▼
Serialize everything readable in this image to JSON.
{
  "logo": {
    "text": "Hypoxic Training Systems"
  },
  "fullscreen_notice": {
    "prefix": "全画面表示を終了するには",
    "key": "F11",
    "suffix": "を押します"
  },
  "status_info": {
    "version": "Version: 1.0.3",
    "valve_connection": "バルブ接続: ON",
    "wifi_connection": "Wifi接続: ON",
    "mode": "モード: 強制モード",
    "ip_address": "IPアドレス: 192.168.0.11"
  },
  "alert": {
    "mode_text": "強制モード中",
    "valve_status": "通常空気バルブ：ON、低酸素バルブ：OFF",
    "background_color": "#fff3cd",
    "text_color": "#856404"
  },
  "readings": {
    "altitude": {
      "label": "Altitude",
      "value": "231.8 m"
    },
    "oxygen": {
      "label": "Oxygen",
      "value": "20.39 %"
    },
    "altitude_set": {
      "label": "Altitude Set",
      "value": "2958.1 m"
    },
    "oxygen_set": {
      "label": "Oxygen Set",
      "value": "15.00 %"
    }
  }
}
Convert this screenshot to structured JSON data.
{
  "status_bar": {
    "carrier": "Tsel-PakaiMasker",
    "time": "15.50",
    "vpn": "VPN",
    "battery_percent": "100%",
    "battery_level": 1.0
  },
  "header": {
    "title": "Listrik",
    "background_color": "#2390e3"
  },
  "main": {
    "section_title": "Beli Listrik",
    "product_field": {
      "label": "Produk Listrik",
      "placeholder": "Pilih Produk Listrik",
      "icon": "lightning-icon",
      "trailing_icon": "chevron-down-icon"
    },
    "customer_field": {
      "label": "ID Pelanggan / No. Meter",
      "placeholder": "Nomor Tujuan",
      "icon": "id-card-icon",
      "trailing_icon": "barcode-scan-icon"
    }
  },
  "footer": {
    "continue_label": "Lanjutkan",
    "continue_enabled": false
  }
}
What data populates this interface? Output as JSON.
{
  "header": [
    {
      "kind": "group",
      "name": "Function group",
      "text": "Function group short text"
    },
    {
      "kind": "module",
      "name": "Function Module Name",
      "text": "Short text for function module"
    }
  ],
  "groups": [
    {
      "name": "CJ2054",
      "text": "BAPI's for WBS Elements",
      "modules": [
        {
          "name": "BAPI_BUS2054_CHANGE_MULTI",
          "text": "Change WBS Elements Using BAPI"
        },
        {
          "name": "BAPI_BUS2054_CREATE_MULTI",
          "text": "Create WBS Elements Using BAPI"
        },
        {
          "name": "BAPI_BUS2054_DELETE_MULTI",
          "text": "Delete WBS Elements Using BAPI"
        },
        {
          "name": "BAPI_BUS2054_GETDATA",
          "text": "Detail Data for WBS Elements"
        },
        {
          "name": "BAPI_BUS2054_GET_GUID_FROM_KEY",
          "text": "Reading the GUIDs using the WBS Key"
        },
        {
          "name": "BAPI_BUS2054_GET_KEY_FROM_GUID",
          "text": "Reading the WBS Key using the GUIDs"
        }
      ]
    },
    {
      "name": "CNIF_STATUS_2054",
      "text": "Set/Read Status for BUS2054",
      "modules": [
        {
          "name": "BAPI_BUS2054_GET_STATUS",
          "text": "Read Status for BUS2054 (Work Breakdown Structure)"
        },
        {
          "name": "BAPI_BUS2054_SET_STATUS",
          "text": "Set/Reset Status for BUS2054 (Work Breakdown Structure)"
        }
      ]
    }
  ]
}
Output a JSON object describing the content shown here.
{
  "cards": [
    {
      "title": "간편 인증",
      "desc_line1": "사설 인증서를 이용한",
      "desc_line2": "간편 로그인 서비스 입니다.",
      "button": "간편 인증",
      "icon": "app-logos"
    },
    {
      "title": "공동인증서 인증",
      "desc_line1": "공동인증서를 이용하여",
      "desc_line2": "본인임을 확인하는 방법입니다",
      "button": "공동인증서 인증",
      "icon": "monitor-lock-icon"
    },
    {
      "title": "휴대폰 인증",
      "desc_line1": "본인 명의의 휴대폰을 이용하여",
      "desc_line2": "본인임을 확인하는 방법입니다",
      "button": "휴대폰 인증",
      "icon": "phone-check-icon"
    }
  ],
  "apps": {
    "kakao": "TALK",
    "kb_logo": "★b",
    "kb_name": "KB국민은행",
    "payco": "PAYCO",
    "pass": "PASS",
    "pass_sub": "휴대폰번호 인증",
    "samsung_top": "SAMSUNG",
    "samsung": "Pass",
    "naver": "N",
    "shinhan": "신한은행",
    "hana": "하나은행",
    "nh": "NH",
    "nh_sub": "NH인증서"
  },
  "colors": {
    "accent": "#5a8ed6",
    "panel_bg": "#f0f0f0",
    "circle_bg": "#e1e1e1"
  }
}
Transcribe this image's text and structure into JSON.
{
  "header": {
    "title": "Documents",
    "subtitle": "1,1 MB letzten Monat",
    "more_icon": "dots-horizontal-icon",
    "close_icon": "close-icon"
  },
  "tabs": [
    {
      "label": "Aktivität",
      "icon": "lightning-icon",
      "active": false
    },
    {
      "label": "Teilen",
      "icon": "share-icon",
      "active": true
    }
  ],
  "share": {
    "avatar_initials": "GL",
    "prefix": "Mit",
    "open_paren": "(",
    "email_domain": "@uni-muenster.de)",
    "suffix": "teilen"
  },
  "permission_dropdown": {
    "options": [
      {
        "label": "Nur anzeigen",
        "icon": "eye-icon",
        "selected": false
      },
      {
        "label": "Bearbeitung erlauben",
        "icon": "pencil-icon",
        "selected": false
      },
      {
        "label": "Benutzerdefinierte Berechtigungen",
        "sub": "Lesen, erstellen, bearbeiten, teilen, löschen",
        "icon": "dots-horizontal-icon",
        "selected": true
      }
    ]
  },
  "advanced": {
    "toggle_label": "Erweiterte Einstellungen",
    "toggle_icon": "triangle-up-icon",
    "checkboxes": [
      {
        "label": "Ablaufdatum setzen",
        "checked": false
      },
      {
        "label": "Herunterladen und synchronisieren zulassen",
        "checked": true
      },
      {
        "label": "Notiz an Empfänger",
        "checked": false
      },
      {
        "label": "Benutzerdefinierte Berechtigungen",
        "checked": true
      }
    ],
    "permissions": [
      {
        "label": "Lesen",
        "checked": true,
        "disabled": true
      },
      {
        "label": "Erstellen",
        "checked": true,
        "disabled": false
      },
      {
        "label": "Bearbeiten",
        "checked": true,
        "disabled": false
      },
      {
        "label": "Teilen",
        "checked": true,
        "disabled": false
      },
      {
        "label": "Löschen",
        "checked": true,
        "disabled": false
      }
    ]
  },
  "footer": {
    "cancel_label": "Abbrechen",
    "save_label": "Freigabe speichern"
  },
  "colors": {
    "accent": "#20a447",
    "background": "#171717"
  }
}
▲
§ TASK STATEMENT:
Return every line from the records above that holds the word "image".

§ RESPONSE TO THE TASK:
Serialize everything readable in this image to JSON.
Transcribe this image's text and structure into JSON.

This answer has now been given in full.